TASK:
Lines containing the string "also" are to be counted; report the number and nothing more.

EXERCISE INPUTS:

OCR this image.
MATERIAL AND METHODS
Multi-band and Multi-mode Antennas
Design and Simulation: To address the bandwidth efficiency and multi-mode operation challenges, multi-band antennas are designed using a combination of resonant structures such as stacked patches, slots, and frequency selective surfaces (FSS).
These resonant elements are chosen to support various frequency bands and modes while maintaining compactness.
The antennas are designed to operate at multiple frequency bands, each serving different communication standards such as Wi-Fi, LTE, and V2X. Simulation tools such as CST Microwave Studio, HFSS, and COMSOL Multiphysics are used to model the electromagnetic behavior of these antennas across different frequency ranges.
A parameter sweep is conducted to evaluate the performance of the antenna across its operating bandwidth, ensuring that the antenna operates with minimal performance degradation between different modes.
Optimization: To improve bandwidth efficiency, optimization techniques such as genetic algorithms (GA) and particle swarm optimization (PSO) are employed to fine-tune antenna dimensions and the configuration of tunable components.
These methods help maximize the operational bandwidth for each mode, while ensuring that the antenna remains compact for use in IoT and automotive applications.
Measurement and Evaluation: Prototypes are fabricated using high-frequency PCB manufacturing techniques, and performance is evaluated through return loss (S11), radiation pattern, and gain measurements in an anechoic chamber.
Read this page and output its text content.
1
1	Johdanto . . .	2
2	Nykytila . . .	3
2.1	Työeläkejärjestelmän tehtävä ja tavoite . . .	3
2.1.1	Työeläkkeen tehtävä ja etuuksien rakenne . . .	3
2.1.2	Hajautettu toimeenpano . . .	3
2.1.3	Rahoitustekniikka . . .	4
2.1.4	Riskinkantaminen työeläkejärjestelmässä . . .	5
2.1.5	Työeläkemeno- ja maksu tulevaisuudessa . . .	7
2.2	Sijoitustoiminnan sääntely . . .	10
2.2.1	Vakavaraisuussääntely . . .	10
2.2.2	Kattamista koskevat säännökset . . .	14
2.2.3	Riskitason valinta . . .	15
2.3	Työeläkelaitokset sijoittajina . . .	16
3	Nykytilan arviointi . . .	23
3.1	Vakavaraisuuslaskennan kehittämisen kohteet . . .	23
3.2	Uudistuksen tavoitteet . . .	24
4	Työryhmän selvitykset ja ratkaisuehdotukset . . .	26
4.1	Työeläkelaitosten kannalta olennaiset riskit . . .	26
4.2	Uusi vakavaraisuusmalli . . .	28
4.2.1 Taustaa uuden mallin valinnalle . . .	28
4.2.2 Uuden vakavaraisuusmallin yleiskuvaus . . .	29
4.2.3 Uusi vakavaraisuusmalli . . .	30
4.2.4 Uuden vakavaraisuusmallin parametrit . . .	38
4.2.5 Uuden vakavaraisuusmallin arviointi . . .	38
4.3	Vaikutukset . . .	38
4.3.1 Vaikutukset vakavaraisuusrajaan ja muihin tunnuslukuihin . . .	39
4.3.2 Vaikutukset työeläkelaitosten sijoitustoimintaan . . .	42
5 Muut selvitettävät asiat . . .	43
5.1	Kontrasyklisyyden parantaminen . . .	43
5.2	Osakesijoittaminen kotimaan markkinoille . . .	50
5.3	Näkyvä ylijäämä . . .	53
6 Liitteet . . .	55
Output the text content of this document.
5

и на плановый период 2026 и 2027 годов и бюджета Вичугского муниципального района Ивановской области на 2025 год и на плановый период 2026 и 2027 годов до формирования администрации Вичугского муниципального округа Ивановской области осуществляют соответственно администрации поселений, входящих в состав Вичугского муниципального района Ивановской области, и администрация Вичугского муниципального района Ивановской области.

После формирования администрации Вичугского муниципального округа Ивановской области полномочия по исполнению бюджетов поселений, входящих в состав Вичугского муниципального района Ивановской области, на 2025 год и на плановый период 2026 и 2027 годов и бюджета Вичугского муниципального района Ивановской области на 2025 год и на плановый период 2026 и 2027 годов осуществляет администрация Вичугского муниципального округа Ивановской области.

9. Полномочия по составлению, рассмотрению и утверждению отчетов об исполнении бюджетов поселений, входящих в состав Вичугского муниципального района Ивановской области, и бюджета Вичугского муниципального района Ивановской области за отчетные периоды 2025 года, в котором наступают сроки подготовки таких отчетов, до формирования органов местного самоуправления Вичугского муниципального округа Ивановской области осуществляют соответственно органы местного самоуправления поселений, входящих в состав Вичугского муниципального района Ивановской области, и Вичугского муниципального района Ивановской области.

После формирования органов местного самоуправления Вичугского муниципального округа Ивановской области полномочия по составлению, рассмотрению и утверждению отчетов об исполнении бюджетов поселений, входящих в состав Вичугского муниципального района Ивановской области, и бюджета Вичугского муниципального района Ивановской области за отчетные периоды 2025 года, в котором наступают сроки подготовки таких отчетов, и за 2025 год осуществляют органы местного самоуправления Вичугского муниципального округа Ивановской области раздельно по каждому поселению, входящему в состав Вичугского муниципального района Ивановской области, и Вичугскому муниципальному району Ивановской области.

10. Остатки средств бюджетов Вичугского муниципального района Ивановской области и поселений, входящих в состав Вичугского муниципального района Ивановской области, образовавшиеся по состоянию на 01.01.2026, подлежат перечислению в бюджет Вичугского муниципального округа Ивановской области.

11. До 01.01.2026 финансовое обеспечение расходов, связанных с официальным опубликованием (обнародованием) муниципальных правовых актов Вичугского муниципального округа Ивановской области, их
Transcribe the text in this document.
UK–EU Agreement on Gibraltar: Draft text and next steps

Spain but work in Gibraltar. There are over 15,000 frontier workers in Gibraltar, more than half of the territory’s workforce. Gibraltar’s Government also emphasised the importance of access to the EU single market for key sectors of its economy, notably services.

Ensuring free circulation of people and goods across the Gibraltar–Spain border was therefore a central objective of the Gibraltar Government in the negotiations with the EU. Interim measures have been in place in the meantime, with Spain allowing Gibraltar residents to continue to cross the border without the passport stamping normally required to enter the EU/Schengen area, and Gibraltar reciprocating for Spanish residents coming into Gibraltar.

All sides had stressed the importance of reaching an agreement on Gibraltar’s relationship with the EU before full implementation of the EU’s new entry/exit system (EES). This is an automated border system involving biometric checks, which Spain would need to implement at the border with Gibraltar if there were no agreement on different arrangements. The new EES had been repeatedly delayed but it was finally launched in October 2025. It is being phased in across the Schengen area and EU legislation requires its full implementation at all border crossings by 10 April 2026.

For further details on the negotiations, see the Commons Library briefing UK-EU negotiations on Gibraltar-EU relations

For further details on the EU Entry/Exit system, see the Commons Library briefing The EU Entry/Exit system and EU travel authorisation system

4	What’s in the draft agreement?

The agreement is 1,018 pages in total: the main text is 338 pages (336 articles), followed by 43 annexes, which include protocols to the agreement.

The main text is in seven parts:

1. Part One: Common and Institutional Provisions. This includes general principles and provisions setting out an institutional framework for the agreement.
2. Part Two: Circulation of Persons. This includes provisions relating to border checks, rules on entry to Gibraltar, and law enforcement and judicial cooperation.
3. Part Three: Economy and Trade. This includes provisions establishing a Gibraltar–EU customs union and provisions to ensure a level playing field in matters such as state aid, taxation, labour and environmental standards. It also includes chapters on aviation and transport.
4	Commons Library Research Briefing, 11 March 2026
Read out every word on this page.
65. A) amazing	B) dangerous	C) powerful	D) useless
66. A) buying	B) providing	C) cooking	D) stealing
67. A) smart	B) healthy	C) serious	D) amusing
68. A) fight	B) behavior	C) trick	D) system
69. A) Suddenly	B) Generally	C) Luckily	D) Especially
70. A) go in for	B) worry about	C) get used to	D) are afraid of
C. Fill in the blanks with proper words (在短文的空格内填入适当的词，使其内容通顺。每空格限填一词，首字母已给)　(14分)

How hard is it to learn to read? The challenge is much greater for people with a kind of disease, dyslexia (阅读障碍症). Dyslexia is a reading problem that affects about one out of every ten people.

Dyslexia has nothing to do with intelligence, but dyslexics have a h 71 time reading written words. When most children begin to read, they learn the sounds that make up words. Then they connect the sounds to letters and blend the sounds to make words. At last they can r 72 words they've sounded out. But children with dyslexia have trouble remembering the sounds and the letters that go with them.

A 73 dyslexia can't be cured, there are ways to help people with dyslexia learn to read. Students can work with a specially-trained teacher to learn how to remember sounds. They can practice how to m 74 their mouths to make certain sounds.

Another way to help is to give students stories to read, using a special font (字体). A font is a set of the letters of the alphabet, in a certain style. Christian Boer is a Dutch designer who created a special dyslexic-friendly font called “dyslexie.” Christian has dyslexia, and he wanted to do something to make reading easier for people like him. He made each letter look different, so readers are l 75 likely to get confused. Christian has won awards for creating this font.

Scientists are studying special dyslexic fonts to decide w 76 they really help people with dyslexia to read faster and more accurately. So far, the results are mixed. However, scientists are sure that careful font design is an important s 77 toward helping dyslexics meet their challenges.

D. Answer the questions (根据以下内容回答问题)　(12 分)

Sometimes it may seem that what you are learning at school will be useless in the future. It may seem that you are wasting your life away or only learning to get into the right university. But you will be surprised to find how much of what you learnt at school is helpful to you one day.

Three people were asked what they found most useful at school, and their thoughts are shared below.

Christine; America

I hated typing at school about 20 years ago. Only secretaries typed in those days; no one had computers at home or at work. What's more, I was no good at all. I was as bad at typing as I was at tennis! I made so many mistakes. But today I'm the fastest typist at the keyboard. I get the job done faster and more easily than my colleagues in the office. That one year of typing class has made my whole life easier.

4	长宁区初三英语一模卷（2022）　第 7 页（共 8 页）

EXERCISE RESPONSE:
2